- **WORK TO BE COMPLETED**
Copy out the whole listing exactly as written, leaving the pictures behind.

Recorded data:
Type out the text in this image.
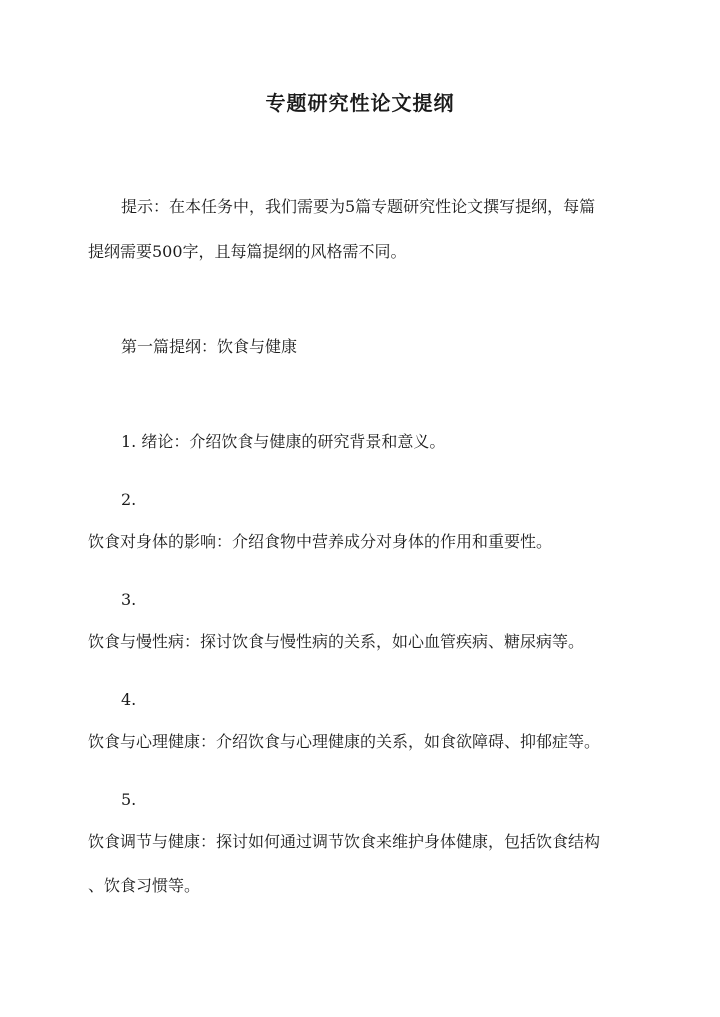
专题研究性论文提纲
提示：在本任务中，我们需要为5篇专题研究性论文撰写提纲，每篇
提纲需要500字，且每篇提纲的风格需不同。
第一篇提纲：饮食与健康
1. 绪论：介绍饮食与健康的研究背景和意义。
2.
饮食对身体的影响：介绍食物中营养成分对身体的作用和重要性。
3.
饮食与慢性病：探讨饮食与慢性病的关系，如心血管疾病、糖尿病等。
4.
饮食与心理健康：介绍饮食与心理健康的关系，如食欲障碍、抑郁症等。
5.
饮食调节与健康：探讨如何通过调节饮食来维护身体健康，包括饮食结构
、饮食习惯等。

- **TASK ANSWER**
Type out the text in this image.
专题研究性论文提纲
提示：在本任务中，我们需要为5篇专题研究性论文撰写提纲，每篇
提纲需要500字，且每篇提纲的风格需不同。
第一篇提纲：饮食与健康
1. 绪论：介绍饮食与健康的研究背景和意义。
2.
饮食对身体的影响：介绍食物中营养成分对身体的作用和重要性。
3.
饮食与慢性病：探讨饮食与慢性病的关系，如心血管疾病、糖尿病等。
4.
饮食与心理健康：介绍饮食与心理健康的关系，如食欲障碍、抑郁症等。
5.
饮食调节与健康：探讨如何通过调节饮食来维护身体健康，包括饮食结构
、饮食习惯等。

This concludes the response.